Lavoro da svolgere:
1. Traduci in inglese questa frase dell'intervista a Remo Rapino: "Guardo fuori dal finestrino, leggo, prendo appunti."
2. Secondo l'intervista a Remo Rapino, da quale città partiva lo scrittore con gli amici per i suoi itinerari tematici?
3. Prosegui l'intervista a Remo Rapino con alcune frasi che seguano l'ultima riga.

Testo estratto:
Appena proclamato il vincitore del Premio Campiello, sembrava quasi non fosse stato pronunciato il suo nome. Espressione placida, muscoli inerti, aria composta. Poi il volto si è sciolto in un sorriso pacato. Remo Rapino non è uno scrittore che muove la penna per guadagnare i riflettori, non è un intellettuale da salotto. È un ex insegnante di liceo della provincia abruzzese che ama la filosofia, la poesia, le parole e le persone. Il protagonista del suo libro “Vita, morte e miracoli di Bonfiglio Liborio” è il matto del paese, che guarda le cose in un angolo, da una prospettiva obliqua ma sincera. Alzando il premio, Rapino ha affermato che il Campiello è stato come ricevere in regalo un viaggio, in cui non conta tanto la destinazione finale, quanto le tappe prima di raggiungerla.
Durante la cerimonia conclusiva ha detto che il Campiello è stato come compiere un viaggio che le ha permesso di conoscere la tenerezza di Patrizia Cavalli, d'incontrare Francesco Guccini e tornare ai 20 anni attraverso le sue canzoni, di conversare e ridere con gli altri autori. Per lei è più importante il viaggio rispetto alla meta?
Penso di sì. A Venezia ho citato la poesia “Itaca” di Kostantinos Kavafis, in cui scrive che Itaca non può deludere. Non per l’isola in sé, ma per tutto ciò che si vive prima dell’approdo. Il Campiello per me è stata un’occasione di incontri preziosi, una bella esperienza umana.
Parlando di viaggi reali, c’è n’è qualcuno da cui ha preso spunto o da cui è stato ispirato per i suoi romanzi e le sue poesie?
Tutti i viaggi si confondono tra loro, entrano nell’anima senza una gerarchia precisa e, a volte, riemergono. Dal viaggio è nata la raccolta di poesie “La profezia di Kavafis” dove traccio una sorta di mappa poetica di alcuni luoghi che ho visitato: le isole greche, Lisbona, Genova, Siracusa. Una volta partivo con gli amici da Lanciano, la mia città, per itinerari tematici: i luoghi di Proust, la Lisbona di Pessoa, le terre delle eresie in Francia. Dalla partenza in poi, la strada si componeva di frammenti preziosi: le cose che scoprivi, le persone in cui ti imbattevi, i paesaggi in cui ti fermavi. All’arrivo il viaggio si era già concluso. Anche lo stesso Liborio, protagonista del mio ultimo libro, è frutto di viaggi: quelli fatti per andare all’università a Bologna, quelli per le visite per la leva militare. E poi si viaggia anche con le parole e i racconti degli altri.
Lei ha raggiunto Venezia, sede della serata finale, con il treno. Cosa ama fare durante il viaggio?
Guardo fuori dal finestrino, leggo, prendo appunti. Dagli anni ’70 in poi ho percorso spesso in treno la linea adriatica. Ne conosco bene i paesaggi. Aspetto con ansia il passaggio sul Po. Mi piace la grandezza di questa arteria d’acqua. Non dormo mai prima di arrivarci. Mi assopisco dopo, alla luce del fiume.
Com’è nato il personaggio di Liborio Bonfiglio e perché ha scelto come protagonista un folle?

Estratto dati:

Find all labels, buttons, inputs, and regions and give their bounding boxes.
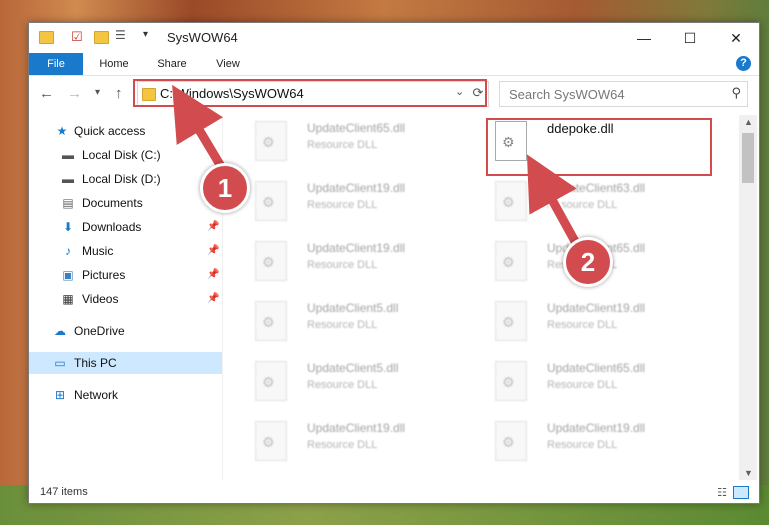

Risultati per compito:
1. I look out the window, I read, I take notes.

2. Da Lanciano, la sua città.

3.
La letteratura è piena di matti: il fool shakespeariano è quello che dice le cose che gli altri non hanno il coraggio di dire. Stessa cosa per il principe Myskin di Fëdor Dostoevskij, per Macario di Juan Rulfo, per Gimpel di Isaac Singer. Personaggi che esprimono verità nascoste, al di là della superficie, dell’ipocrisia, della retorica. Liborio è come il bambino della favola di Hans Christian Andersen che svela che il re è nudo.
Il paradosso del libro è che il protagonista è inventato, ma tutti i fatti che gli accadono sono reali. Volevo raccontare il Novecento italiano attraverso gli occhi di un visionario, a metà tra Don Chisciotte e Forrest Gump, con la sua ingenuità e il suo disincanto. È la storia vista da una periferia esistenziale. Perché la storia non la fanno solo i grandi personaggi ma, come dice Francesco De Gregori, anche quelli che non sanno parlare.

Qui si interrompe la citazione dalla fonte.